▶ Given instruction: Transcribe each record exactly. Include every one.

▶ Data for this exercise:
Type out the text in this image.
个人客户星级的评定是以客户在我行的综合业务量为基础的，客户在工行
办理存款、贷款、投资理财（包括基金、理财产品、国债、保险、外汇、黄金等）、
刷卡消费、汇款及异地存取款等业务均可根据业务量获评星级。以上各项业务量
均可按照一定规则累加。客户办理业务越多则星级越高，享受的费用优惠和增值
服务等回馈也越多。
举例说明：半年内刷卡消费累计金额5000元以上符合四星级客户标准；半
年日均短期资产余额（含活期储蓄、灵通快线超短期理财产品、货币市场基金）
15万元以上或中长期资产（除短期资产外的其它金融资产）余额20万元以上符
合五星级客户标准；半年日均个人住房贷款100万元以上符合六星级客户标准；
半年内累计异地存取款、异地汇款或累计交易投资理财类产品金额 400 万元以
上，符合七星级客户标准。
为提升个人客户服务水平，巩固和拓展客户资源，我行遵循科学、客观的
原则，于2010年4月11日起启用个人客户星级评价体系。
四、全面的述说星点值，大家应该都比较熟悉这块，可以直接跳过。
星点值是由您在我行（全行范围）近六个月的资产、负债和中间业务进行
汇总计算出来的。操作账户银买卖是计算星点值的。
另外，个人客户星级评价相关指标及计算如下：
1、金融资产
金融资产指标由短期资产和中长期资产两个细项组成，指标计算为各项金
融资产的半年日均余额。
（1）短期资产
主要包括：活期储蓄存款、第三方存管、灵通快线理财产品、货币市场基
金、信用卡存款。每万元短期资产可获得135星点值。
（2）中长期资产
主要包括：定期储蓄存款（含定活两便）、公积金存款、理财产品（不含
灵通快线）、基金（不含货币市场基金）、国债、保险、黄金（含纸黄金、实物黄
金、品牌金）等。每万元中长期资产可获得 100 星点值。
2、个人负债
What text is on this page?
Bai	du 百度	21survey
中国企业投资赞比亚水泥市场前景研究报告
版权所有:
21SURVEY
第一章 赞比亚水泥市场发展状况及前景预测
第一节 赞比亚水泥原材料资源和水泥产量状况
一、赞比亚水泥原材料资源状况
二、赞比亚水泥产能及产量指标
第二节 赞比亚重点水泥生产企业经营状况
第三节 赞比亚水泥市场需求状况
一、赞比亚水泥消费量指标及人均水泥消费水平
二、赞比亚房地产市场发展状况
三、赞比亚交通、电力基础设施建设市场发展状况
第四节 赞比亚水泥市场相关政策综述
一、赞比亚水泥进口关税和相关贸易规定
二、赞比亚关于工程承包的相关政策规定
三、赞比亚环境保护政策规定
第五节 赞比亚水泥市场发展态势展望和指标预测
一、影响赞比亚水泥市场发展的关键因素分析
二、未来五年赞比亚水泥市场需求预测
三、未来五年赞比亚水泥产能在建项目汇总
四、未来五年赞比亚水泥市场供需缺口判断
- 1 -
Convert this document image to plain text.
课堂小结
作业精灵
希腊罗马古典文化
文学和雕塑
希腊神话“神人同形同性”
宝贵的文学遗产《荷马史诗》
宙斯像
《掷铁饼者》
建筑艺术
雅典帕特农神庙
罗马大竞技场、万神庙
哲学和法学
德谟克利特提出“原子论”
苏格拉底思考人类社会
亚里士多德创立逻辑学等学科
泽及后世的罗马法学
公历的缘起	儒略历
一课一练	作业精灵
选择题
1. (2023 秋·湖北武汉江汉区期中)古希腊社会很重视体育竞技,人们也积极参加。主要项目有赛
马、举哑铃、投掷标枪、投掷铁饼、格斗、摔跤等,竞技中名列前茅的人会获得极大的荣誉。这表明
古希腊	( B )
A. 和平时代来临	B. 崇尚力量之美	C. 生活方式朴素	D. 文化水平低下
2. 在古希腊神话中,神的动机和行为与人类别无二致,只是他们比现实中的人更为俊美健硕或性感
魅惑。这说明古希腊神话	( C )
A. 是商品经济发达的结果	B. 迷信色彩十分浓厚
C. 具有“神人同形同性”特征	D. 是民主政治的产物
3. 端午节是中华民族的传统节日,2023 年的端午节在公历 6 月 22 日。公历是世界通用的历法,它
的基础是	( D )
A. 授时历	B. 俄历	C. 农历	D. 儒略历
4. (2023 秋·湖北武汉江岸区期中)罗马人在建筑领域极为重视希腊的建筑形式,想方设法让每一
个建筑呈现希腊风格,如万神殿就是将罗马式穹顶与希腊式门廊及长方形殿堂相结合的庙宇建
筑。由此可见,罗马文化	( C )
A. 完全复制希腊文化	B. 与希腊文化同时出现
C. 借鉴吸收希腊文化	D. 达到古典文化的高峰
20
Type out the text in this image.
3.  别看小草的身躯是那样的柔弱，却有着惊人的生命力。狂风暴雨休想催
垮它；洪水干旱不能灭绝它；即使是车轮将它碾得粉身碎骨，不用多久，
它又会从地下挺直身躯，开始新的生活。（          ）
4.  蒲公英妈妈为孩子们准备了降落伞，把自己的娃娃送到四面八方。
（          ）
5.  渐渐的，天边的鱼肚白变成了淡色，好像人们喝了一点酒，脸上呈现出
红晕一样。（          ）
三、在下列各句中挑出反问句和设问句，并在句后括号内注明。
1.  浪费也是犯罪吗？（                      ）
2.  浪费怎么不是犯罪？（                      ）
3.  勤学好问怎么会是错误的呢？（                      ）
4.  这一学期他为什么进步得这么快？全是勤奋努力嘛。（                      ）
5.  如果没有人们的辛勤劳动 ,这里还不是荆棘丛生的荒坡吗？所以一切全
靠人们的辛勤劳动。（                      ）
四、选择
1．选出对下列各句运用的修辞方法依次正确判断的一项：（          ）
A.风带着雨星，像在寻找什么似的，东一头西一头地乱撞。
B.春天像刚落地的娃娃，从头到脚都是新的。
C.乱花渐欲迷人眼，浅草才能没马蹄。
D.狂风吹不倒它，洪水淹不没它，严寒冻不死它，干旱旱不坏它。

▶ Exercise answer:
Type out the text in this image.
个人客户星级的评定是以客户在我行的综合业务量为基础的，客户在工行
办理存款、贷款、投资理财（包括基金、理财产品、国债、保险、外汇、黄金等）、
刷卡消费、汇款及异地存取款等业务均可根据业务量获评星级。以上各项业务量
均可按照一定规则累加。客户办理业务越多则星级越高，享受的费用优惠和增值
服务等回馈也越多。
举例说明：半年内刷卡消费累计金额5000元以上符合四星级客户标准；半
年日均短期资产余额（含活期储蓄、灵通快线超短期理财产品、货币市场基金）
15万元以上或中长期资产（除短期资产外的其它金融资产）余额20万元以上符
合五星级客户标准；半年日均个人住房贷款100万元以上符合六星级客户标准；
半年内累计异地存取款、异地汇款或累计交易投资理财类产品金额 400 万元以
上，符合七星级客户标准。
为提升个人客户服务水平，巩固和拓展客户资源，我行遵循科学、客观的
原则，于2010年4月11日起启用个人客户星级评价体系。
四、全面的述说星点值，大家应该都比较熟悉这块，可以直接跳过。
星点值是由您在我行（全行范围）近六个月的资产、负债和中间业务进行
汇总计算出来的。操作账户银买卖是计算星点值的。
另外，个人客户星级评价相关指标及计算如下：
1、金融资产
金融资产指标由短期资产和中长期资产两个细项组成，指标计算为各项金
融资产的半年日均余额。
（1）短期资产
主要包括：活期储蓄存款、第三方存管、灵通快线理财产品、货币市场基
金、信用卡存款。每万元短期资产可获得135星点值。
（2）中长期资产
主要包括：定期储蓄存款（含定活两便）、公积金存款、理财产品（不含
灵通快线）、基金（不含货币市场基金）、国债、保险、黄金（含纸黄金、实物黄
金、品牌金）等。每万元中长期资产可获得 100 星点值。
2、个人负债
What text is on this page?
Bai	du 百度	21survey
中国企业投资赞比亚水泥市场前景研究报告
版权所有:
21SURVEY
第一章 赞比亚水泥市场发展状况及前景预测
第一节 赞比亚水泥原材料资源和水泥产量状况
一、赞比亚水泥原材料资源状况
二、赞比亚水泥产能及产量指标
第二节 赞比亚重点水泥生产企业经营状况
第三节 赞比亚水泥市场需求状况
一、赞比亚水泥消费量指标及人均水泥消费水平
二、赞比亚房地产市场发展状况
三、赞比亚交通、电力基础设施建设市场发展状况
第四节 赞比亚水泥市场相关政策综述
一、赞比亚水泥进口关税和相关贸易规定
二、赞比亚关于工程承包的相关政策规定
三、赞比亚环境保护政策规定
第五节 赞比亚水泥市场发展态势展望和指标预测
一、影响赞比亚水泥市场发展的关键因素分析
二、未来五年赞比亚水泥市场需求预测
三、未来五年赞比亚水泥产能在建项目汇总
四、未来五年赞比亚水泥市场供需缺口判断
- 1 -
Convert this document image to plain text.
课堂小结
作业精灵
希腊罗马古典文化
文学和雕塑
希腊神话“神人同形同性”
宝贵的文学遗产《荷马史诗》
宙斯像
《掷铁饼者》
建筑艺术
雅典帕特农神庙
罗马大竞技场、万神庙
哲学和法学
德谟克利特提出“原子论”
苏格拉底思考人类社会
亚里士多德创立逻辑学等学科
泽及后世的罗马法学
公历的缘起	儒略历
一课一练	作业精灵
选择题
1. (2023 秋·湖北武汉江汉区期中)古希腊社会很重视体育竞技,人们也积极参加。主要项目有赛
马、举哑铃、投掷标枪、投掷铁饼、格斗、摔跤等,竞技中名列前茅的人会获得极大的荣誉。这表明
古希腊	( B )
A. 和平时代来临	B. 崇尚力量之美	C. 生活方式朴素	D. 文化水平低下
2. 在古希腊神话中,神的动机和行为与人类别无二致,只是他们比现实中的人更为俊美健硕或性感
魅惑。这说明古希腊神话	( C )
A. 是商品经济发达的结果	B. 迷信色彩十分浓厚
C. 具有“神人同形同性”特征	D. 是民主政治的产物
3. 端午节是中华民族的传统节日,2023 年的端午节在公历 6 月 22 日。公历是世界通用的历法,它
的基础是	( D )
A. 授时历	B. 俄历	C. 农历	D. 儒略历
4. (2023 秋·湖北武汉江岸区期中)罗马人在建筑领域极为重视希腊的建筑形式,想方设法让每一
个建筑呈现希腊风格,如万神殿就是将罗马式穹顶与希腊式门廊及长方形殿堂相结合的庙宇建
筑。由此可见,罗马文化	( C )
A. 完全复制希腊文化	B. 与希腊文化同时出现
C. 借鉴吸收希腊文化	D. 达到古典文化的高峰
20
Type out the text in this image.
3.  别看小草的身躯是那样的柔弱，却有着惊人的生命力。狂风暴雨休想催
垮它；洪水干旱不能灭绝它；即使是车轮将它碾得粉身碎骨，不用多久，
它又会从地下挺直身躯，开始新的生活。（          ）
4.  蒲公英妈妈为孩子们准备了降落伞，把自己的娃娃送到四面八方。
（          ）
5.  渐渐的，天边的鱼肚白变成了淡色，好像人们喝了一点酒，脸上呈现出
红晕一样。（          ）
三、在下列各句中挑出反问句和设问句，并在句后括号内注明。
1.  浪费也是犯罪吗？（                      ）
2.  浪费怎么不是犯罪？（                      ）
3.  勤学好问怎么会是错误的呢？（                      ）
4.  这一学期他为什么进步得这么快？全是勤奋努力嘛。（                      ）
5.  如果没有人们的辛勤劳动 ,这里还不是荆棘丛生的荒坡吗？所以一切全
靠人们的辛勤劳动。（                      ）
四、选择
1．选出对下列各句运用的修辞方法依次正确判断的一项：（          ）
A.风带着雨星，像在寻找什么似的，东一头西一头地乱撞。
B.春天像刚落地的娃娃，从头到脚都是新的。
C.乱花渐欲迷人眼，浅草才能没马蹄。
D.狂风吹不倒它，洪水淹不没它，严寒冻不死它，干旱旱不坏它。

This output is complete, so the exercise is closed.